* **What the task asks**
From the listing below, select every line where the word "Sense" appears.

* **Given data**
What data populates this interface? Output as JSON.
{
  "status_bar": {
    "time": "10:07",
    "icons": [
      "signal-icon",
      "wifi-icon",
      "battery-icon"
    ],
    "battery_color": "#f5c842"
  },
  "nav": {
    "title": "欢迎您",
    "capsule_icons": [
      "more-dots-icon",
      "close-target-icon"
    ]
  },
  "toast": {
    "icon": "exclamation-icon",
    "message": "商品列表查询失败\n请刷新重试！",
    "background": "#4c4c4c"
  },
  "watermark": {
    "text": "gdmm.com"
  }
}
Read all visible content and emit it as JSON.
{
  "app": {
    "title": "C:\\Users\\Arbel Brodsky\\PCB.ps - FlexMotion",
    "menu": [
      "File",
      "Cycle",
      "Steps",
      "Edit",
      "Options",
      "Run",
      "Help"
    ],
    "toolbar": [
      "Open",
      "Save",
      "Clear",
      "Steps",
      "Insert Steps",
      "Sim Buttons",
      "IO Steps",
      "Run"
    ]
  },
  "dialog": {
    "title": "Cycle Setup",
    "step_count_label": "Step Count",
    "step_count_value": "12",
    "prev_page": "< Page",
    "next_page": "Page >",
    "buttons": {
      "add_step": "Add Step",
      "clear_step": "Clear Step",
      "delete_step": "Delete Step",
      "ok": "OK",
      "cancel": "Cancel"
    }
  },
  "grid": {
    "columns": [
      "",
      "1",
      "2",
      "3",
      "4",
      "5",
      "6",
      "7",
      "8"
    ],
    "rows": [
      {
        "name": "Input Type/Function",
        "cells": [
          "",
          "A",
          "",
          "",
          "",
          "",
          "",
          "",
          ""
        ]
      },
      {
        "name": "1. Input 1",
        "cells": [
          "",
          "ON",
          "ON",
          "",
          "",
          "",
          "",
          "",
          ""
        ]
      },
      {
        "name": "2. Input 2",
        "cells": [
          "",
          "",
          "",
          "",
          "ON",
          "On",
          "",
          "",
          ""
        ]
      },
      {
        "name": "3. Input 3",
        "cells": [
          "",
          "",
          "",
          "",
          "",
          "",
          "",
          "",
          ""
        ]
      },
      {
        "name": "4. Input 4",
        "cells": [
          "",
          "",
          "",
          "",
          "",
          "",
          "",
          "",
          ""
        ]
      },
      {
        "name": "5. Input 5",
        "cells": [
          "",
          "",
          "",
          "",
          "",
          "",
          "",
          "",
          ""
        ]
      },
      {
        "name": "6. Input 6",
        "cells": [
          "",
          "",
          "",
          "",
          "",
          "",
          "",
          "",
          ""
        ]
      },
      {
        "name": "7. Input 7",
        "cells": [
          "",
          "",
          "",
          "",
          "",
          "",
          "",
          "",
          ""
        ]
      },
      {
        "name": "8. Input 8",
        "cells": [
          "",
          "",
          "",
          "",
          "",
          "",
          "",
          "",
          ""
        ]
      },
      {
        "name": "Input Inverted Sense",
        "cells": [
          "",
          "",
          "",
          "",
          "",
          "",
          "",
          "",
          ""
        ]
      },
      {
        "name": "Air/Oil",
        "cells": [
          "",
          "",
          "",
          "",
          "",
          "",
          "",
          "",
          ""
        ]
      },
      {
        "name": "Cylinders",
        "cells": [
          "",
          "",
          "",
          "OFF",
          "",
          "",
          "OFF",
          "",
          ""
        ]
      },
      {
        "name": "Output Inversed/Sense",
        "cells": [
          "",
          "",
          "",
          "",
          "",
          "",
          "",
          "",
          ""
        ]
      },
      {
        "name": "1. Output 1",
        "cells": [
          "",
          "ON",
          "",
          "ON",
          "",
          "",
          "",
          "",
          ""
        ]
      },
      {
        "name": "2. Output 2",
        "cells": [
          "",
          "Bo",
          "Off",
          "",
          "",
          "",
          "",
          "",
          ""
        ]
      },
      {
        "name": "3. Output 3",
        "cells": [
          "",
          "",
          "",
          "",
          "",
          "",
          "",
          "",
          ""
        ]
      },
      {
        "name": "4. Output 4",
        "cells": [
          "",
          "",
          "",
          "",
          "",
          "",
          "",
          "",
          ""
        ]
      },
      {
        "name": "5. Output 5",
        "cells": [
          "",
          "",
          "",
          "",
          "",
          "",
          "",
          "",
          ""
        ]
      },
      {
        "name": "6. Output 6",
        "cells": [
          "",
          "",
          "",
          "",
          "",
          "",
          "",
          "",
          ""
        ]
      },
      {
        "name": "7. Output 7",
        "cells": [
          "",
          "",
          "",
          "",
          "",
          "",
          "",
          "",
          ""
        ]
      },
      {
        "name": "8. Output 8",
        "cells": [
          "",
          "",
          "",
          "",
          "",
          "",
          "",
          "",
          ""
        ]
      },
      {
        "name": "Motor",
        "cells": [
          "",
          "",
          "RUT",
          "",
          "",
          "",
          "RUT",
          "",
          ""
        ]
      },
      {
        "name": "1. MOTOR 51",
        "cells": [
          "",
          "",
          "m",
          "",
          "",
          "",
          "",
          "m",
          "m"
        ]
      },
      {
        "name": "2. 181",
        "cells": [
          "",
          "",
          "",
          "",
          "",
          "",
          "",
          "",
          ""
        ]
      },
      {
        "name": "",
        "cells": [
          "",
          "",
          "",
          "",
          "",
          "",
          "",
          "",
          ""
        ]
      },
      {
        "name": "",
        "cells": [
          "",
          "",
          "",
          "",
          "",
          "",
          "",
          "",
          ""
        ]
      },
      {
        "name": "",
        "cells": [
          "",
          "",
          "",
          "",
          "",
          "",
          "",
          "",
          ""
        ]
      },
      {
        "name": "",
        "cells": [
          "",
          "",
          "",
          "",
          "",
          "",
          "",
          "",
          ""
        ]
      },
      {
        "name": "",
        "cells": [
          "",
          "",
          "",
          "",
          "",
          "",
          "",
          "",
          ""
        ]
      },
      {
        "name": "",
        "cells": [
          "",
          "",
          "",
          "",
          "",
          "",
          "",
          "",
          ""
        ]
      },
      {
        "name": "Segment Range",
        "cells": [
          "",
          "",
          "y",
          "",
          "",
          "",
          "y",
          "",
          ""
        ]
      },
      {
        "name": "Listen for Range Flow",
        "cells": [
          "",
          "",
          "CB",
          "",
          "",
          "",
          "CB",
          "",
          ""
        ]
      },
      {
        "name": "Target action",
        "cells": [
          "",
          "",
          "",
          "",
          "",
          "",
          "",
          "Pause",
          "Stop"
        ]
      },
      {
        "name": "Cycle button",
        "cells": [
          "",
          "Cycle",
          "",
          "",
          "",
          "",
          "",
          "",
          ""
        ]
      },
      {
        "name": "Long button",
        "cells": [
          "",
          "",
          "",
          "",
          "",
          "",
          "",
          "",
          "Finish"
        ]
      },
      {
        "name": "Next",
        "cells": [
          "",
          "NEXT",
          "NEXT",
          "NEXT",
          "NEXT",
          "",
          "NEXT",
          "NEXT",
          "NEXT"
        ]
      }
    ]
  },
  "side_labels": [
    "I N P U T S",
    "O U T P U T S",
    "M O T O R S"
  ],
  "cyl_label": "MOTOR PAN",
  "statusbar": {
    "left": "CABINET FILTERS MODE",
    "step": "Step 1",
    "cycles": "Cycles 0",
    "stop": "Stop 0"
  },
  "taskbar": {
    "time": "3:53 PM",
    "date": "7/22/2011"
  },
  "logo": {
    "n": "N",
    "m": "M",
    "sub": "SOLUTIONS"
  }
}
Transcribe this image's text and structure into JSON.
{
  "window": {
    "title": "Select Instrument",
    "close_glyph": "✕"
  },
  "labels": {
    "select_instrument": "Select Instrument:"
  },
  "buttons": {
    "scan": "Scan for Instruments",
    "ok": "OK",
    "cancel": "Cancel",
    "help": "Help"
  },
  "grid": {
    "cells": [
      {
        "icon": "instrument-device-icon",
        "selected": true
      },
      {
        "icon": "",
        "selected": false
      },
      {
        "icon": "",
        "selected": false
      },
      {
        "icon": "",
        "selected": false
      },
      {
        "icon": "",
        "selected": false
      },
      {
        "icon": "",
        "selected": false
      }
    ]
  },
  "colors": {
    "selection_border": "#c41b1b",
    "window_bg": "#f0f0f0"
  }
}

* **Task response**
        "name": "Input Inverted Sense",
        "name": "Output Inversed/Sense",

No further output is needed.